*EXERCISE REQUIREMENTS*. Lines containing the string "zhōng" are to be counted; report the total by itself.

*EXERCISE INPUTS*.
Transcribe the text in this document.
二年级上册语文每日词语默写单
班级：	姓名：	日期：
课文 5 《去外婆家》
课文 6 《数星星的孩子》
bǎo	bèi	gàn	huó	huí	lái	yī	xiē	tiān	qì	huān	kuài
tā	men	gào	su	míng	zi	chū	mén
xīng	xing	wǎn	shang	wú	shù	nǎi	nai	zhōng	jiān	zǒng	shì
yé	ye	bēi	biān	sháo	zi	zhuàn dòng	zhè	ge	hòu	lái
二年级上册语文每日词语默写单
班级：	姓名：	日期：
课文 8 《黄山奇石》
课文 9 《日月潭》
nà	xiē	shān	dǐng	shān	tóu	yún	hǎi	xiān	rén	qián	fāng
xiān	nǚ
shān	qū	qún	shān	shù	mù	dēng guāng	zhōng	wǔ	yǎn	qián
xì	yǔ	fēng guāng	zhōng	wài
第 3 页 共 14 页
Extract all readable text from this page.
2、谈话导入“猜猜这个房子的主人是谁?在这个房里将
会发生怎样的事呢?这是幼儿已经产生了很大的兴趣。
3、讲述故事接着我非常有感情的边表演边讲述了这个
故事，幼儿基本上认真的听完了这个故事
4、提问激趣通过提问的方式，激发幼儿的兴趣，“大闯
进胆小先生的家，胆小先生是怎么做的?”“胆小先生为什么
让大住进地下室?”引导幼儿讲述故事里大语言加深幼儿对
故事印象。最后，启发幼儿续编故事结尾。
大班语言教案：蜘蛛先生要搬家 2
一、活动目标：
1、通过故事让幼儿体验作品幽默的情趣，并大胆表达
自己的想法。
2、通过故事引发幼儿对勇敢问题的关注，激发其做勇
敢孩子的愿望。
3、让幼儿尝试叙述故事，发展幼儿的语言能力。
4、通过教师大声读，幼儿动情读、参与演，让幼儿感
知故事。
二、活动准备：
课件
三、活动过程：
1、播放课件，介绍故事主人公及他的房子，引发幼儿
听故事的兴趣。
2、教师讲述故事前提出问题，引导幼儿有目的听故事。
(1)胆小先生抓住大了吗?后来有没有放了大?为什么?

*RESULT FOR THIS TASK*. 3